#### Problem description
Your task is to give the listing below back word for word, pictures excluded.

#### Excerpted data
--

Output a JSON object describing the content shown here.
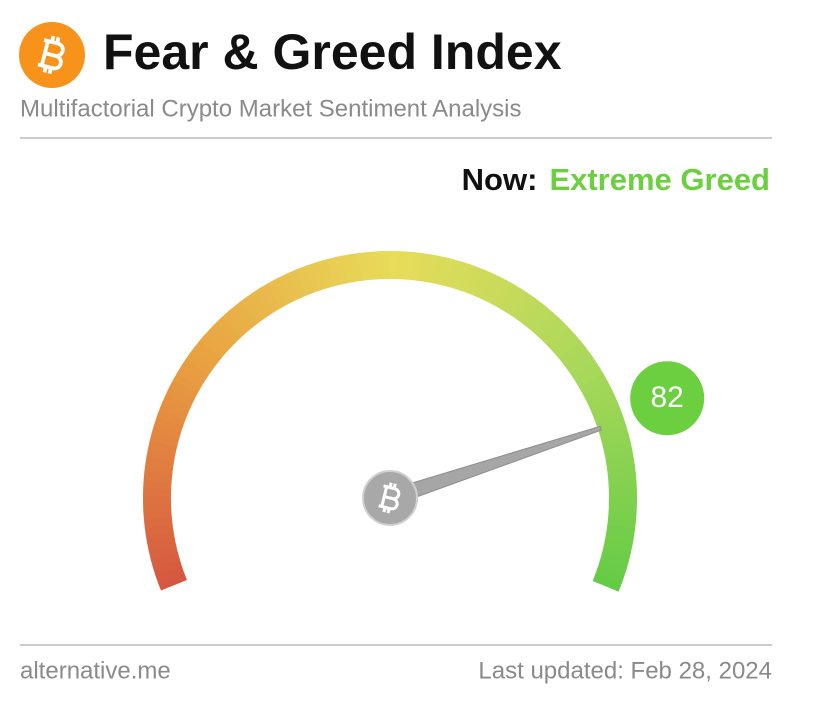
{
  "chart_data": {
    "type": "gauge",
    "title": "Fear & Greed Index",
    "subtitle": "Multifactorial Crypto Market Sentiment Analysis",
    "status_prefix": "Now:",
    "status": "Extreme Greed",
    "value": 82,
    "ylim": [
      0,
      100
    ],
    "color": "#6ccf3f",
    "source": "alternative.me",
    "updated": "Last updated: Feb 28, 2024"
  }
}
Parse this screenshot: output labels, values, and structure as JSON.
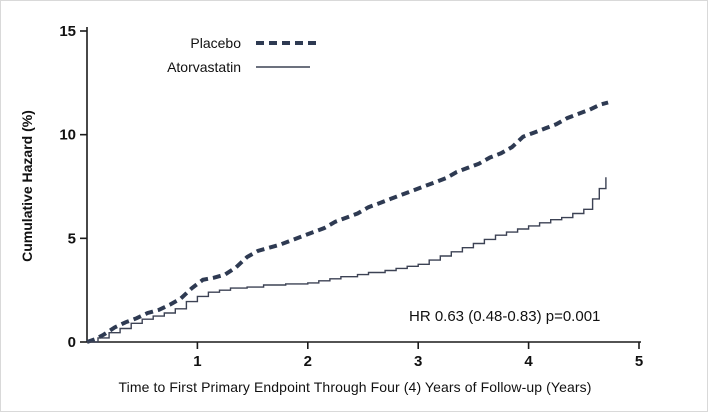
{
  "chart_data": {
    "type": "line",
    "title": "",
    "xlabel": "Time to First Primary Endpoint Through Four (4) Years of Follow-up (Years)",
    "ylabel": "Cumulative Hazard (%)",
    "xlim": [
      0,
      5
    ],
    "ylim": [
      0,
      15
    ],
    "xticks": [
      1,
      2,
      3,
      4,
      5
    ],
    "yticks": [
      0,
      5,
      10,
      15
    ],
    "grid": false,
    "axis_color": "#1a1a1a",
    "legend_position": "top-left-inside",
    "annotation": "HR 0.63 (0.48-0.83)  p=0.001",
    "series": [
      {
        "name": "Placebo",
        "style": "dashed",
        "interpolation": "linear",
        "color": "#2e3a52",
        "width": 4,
        "dash": "8 5",
        "points": [
          [
            0,
            0
          ],
          [
            0.08,
            0.15
          ],
          [
            0.15,
            0.35
          ],
          [
            0.25,
            0.7
          ],
          [
            0.35,
            0.95
          ],
          [
            0.45,
            1.15
          ],
          [
            0.55,
            1.4
          ],
          [
            0.65,
            1.55
          ],
          [
            0.75,
            1.8
          ],
          [
            0.85,
            2.1
          ],
          [
            0.95,
            2.6
          ],
          [
            1.05,
            3.0
          ],
          [
            1.15,
            3.1
          ],
          [
            1.25,
            3.25
          ],
          [
            1.35,
            3.6
          ],
          [
            1.45,
            4.1
          ],
          [
            1.55,
            4.4
          ],
          [
            1.65,
            4.55
          ],
          [
            1.75,
            4.7
          ],
          [
            1.85,
            4.9
          ],
          [
            1.95,
            5.1
          ],
          [
            2.05,
            5.3
          ],
          [
            2.15,
            5.5
          ],
          [
            2.25,
            5.8
          ],
          [
            2.35,
            6.0
          ],
          [
            2.45,
            6.2
          ],
          [
            2.55,
            6.5
          ],
          [
            2.65,
            6.7
          ],
          [
            2.75,
            6.9
          ],
          [
            2.85,
            7.1
          ],
          [
            2.95,
            7.3
          ],
          [
            3.05,
            7.5
          ],
          [
            3.15,
            7.7
          ],
          [
            3.25,
            7.9
          ],
          [
            3.35,
            8.2
          ],
          [
            3.45,
            8.4
          ],
          [
            3.55,
            8.6
          ],
          [
            3.65,
            8.9
          ],
          [
            3.75,
            9.1
          ],
          [
            3.85,
            9.4
          ],
          [
            3.95,
            9.9
          ],
          [
            4.05,
            10.1
          ],
          [
            4.15,
            10.3
          ],
          [
            4.25,
            10.5
          ],
          [
            4.35,
            10.8
          ],
          [
            4.45,
            11.0
          ],
          [
            4.55,
            11.2
          ],
          [
            4.65,
            11.45
          ],
          [
            4.72,
            11.55
          ]
        ]
      },
      {
        "name": "Atorvastatin",
        "style": "solid",
        "interpolation": "step",
        "color": "#3c4254",
        "width": 1.4,
        "dash": "",
        "points": [
          [
            0,
            0
          ],
          [
            0.1,
            0.2
          ],
          [
            0.2,
            0.45
          ],
          [
            0.3,
            0.65
          ],
          [
            0.4,
            0.9
          ],
          [
            0.5,
            1.1
          ],
          [
            0.6,
            1.25
          ],
          [
            0.7,
            1.4
          ],
          [
            0.8,
            1.6
          ],
          [
            0.9,
            1.95
          ],
          [
            1.0,
            2.2
          ],
          [
            1.1,
            2.4
          ],
          [
            1.2,
            2.5
          ],
          [
            1.3,
            2.6
          ],
          [
            1.45,
            2.65
          ],
          [
            1.6,
            2.75
          ],
          [
            1.8,
            2.8
          ],
          [
            2.0,
            2.85
          ],
          [
            2.1,
            2.95
          ],
          [
            2.2,
            3.05
          ],
          [
            2.3,
            3.15
          ],
          [
            2.45,
            3.25
          ],
          [
            2.55,
            3.35
          ],
          [
            2.7,
            3.45
          ],
          [
            2.8,
            3.55
          ],
          [
            2.9,
            3.65
          ],
          [
            3.0,
            3.75
          ],
          [
            3.1,
            3.95
          ],
          [
            3.2,
            4.15
          ],
          [
            3.3,
            4.35
          ],
          [
            3.4,
            4.55
          ],
          [
            3.5,
            4.75
          ],
          [
            3.6,
            4.95
          ],
          [
            3.7,
            5.15
          ],
          [
            3.8,
            5.3
          ],
          [
            3.9,
            5.45
          ],
          [
            4.0,
            5.6
          ],
          [
            4.1,
            5.75
          ],
          [
            4.2,
            5.9
          ],
          [
            4.3,
            6.0
          ],
          [
            4.4,
            6.2
          ],
          [
            4.5,
            6.4
          ],
          [
            4.58,
            6.9
          ],
          [
            4.64,
            7.4
          ],
          [
            4.7,
            7.95
          ]
        ]
      }
    ]
  }
}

--

#### Result
Output a JSON object describing the content shown here.
{
  "chart_data": {
    "type": "gauge",
    "title": "Fear & Greed Index",
    "subtitle": "Multifactorial Crypto Market Sentiment Analysis",
    "status_prefix": "Now:",
    "status": "Extreme Greed",
    "value": 82,
    "ylim": [
      0,
      100
    ],
    "color": "#6ccf3f",
    "source": "alternative.me",
    "updated": "Last updated: Feb 28, 2024"
  }
}
Parse this screenshot: output labels, values, and structure as JSON.
{
  "chart_data": {
    "type": "line",
    "title": "",
    "xlabel": "Time to First Primary Endpoint Through Four (4) Years of Follow-up (Years)",
    "ylabel": "Cumulative Hazard (%)",
    "xlim": [
      0,
      5
    ],
    "ylim": [
      0,
      15
    ],
    "xticks": [
      1,
      2,
      3,
      4,
      5
    ],
    "yticks": [
      0,
      5,
      10,
      15
    ],
    "grid": false,
    "axis_color": "#1a1a1a",
    "legend_position": "top-left-inside",
    "annotation": "HR 0.63 (0.48-0.83)  p=0.001",
    "series": [
      {
        "name": "Placebo",
        "style": "dashed",
        "interpolation": "linear",
        "color": "#2e3a52",
        "width": 4,
        "dash": "8 5",
        "points": [
          [
            0,
            0
          ],
          [
            0.08,
            0.15
          ],
          [
            0.15,
            0.35
          ],
          [
            0.25,
            0.7
          ],
          [
            0.35,
            0.95
          ],
          [
            0.45,
            1.15
          ],
          [
            0.55,
            1.4
          ],
          [
            0.65,
            1.55
          ],
          [
            0.75,
            1.8
          ],
          [
            0.85,
            2.1
          ],
          [
            0.95,
            2.6
          ],
          [
            1.05,
            3.0
          ],
          [
            1.15,
            3.1
          ],
          [
            1.25,
            3.25
          ],
          [
            1.35,
            3.6
          ],
          [
            1.45,
            4.1
          ],
          [
            1.55,
            4.4
          ],
          [
            1.65,
            4.55
          ],
          [
            1.75,
            4.7
          ],
          [
            1.85,
            4.9
          ],
          [
            1.95,
            5.1
          ],
          [
            2.05,
            5.3
          ],
          [
            2.15,
            5.5
          ],
          [
            2.25,
            5.8
          ],
          [
            2.35,
            6.0
          ],
          [
            2.45,
            6.2
          ],
          [
            2.55,
            6.5
          ],
          [
            2.65,
            6.7
          ],
          [
            2.75,
            6.9
          ],
          [
            2.85,
            7.1
          ],
          [
            2.95,
            7.3
          ],
          [
            3.05,
            7.5
          ],
          [
            3.15,
            7.7
          ],
          [
            3.25,
            7.9
          ],
          [
            3.35,
            8.2
          ],
          [
            3.45,
            8.4
          ],
          [
            3.55,
            8.6
          ],
          [
            3.65,
            8.9
          ],
          [
            3.75,
            9.1
          ],
          [
            3.85,
            9.4
          ],
          [
            3.95,
            9.9
          ],
          [
            4.05,
            10.1
          ],
          [
            4.15,
            10.3
          ],
          [
            4.25,
            10.5
          ],
          [
            4.35,
            10.8
          ],
          [
            4.45,
            11.0
          ],
          [
            4.55,
            11.2
          ],
          [
            4.65,
            11.45
          ],
          [
            4.72,
            11.55
          ]
        ]
      },
      {
        "name": "Atorvastatin",
        "style": "solid",
        "interpolation": "step",
        "color": "#3c4254",
        "width": 1.4,
        "dash": "",
        "points": [
          [
            0,
            0
          ],
          [
            0.1,
            0.2
          ],
          [
            0.2,
            0.45
          ],
          [
            0.3,
            0.65
          ],
          [
            0.4,
            0.9
          ],
          [
            0.5,
            1.1
          ],
          [
            0.6,
            1.25
          ],
          [
            0.7,
            1.4
          ],
          [
            0.8,
            1.6
          ],
          [
            0.9,
            1.95
          ],
          [
            1.0,
            2.2
          ],
          [
            1.1,
            2.4
          ],
          [
            1.2,
            2.5
          ],
          [
            1.3,
            2.6
          ],
          [
            1.45,
            2.65
          ],
          [
            1.6,
            2.75
          ],
          [
            1.8,
            2.8
          ],
          [
            2.0,
            2.85
          ],
          [
            2.1,
            2.95
          ],
          [
            2.2,
            3.05
          ],
          [
            2.3,
            3.15
          ],
          [
            2.45,
            3.25
          ],
          [
            2.55,
            3.35
          ],
          [
            2.7,
            3.45
          ],
          [
            2.8,
            3.55
          ],
          [
            2.9,
            3.65
          ],
          [
            3.0,
            3.75
          ],
          [
            3.1,
            3.95
          ],
          [
            3.2,
            4.15
          ],
          [
            3.3,
            4.35
          ],
          [
            3.4,
            4.55
          ],
          [
            3.5,
            4.75
          ],
          [
            3.6,
            4.95
          ],
          [
            3.7,
            5.15
          ],
          [
            3.8,
            5.3
          ],
          [
            3.9,
            5.45
          ],
          [
            4.0,
            5.6
          ],
          [
            4.1,
            5.75
          ],
          [
            4.2,
            5.9
          ],
          [
            4.3,
            6.0
          ],
          [
            4.4,
            6.2
          ],
          [
            4.5,
            6.4
          ],
          [
            4.58,
            6.9
          ],
          [
            4.64,
            7.4
          ],
          [
            4.7,
            7.95
          ]
        ]
      }
    ]
  }
}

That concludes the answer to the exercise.